◆ Instructions to follow ◆
Collect all lines below with the string "carp".

◆ Information provided ◆
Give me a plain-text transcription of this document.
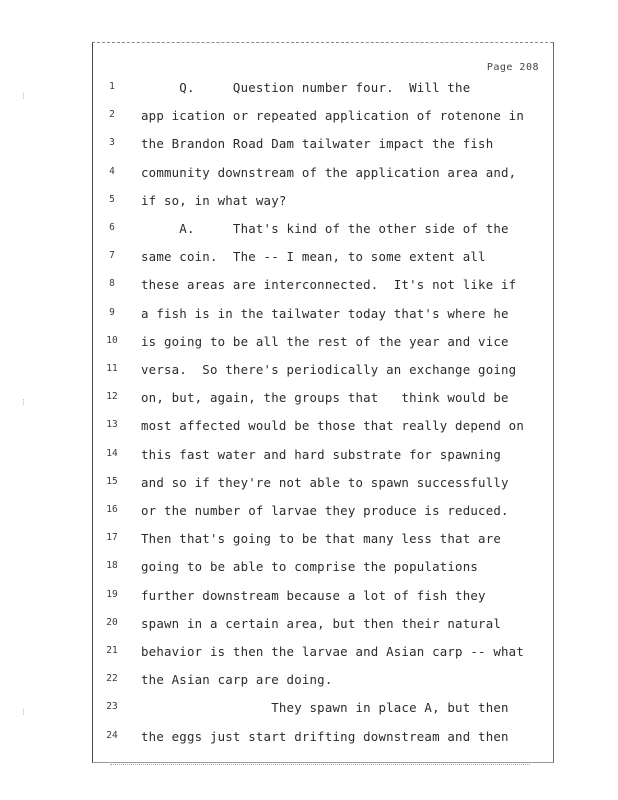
Page 208
1	Q.     Question number four.  Will the
2	app ication or repeated application of rotenone in
3	the Brandon Road Dam tailwater impact the fish
4	community downstream of the application area and,
5	if so, in what way?
6	A.     That's kind of the other side of the
7	same coin.  The -- I mean, to some extent all
8	these areas are interconnected.  It's not like if
9	a fish is in the tailwater today that's where he
10	is going to be all the rest of the year and vice
11	versa.  So there's periodically an exchange going
12	on, but, again, the groups that   think would be
13	most affected would be those that really depend on
14	this fast water and hard substrate for spawning
15	and so if they're not able to spawn successfully
16	or the number of larvae they produce is reduced.
17	Then that's going to be that many less that are
18	going to be able to comprise the populations
19	further downstream because a lot of fish they
20	spawn in a certain area, but then their natural
21	behavior is then the larvae and Asian carp -- what
22	the Asian carp are doing.
23	They spawn in place A, but then
24	the eggs just start drifting downstream and then
⁝
⁝
⁝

◆ Written solution ◆
21	behavior is then the larvae and Asian carp -- what
22	the Asian carp are doing.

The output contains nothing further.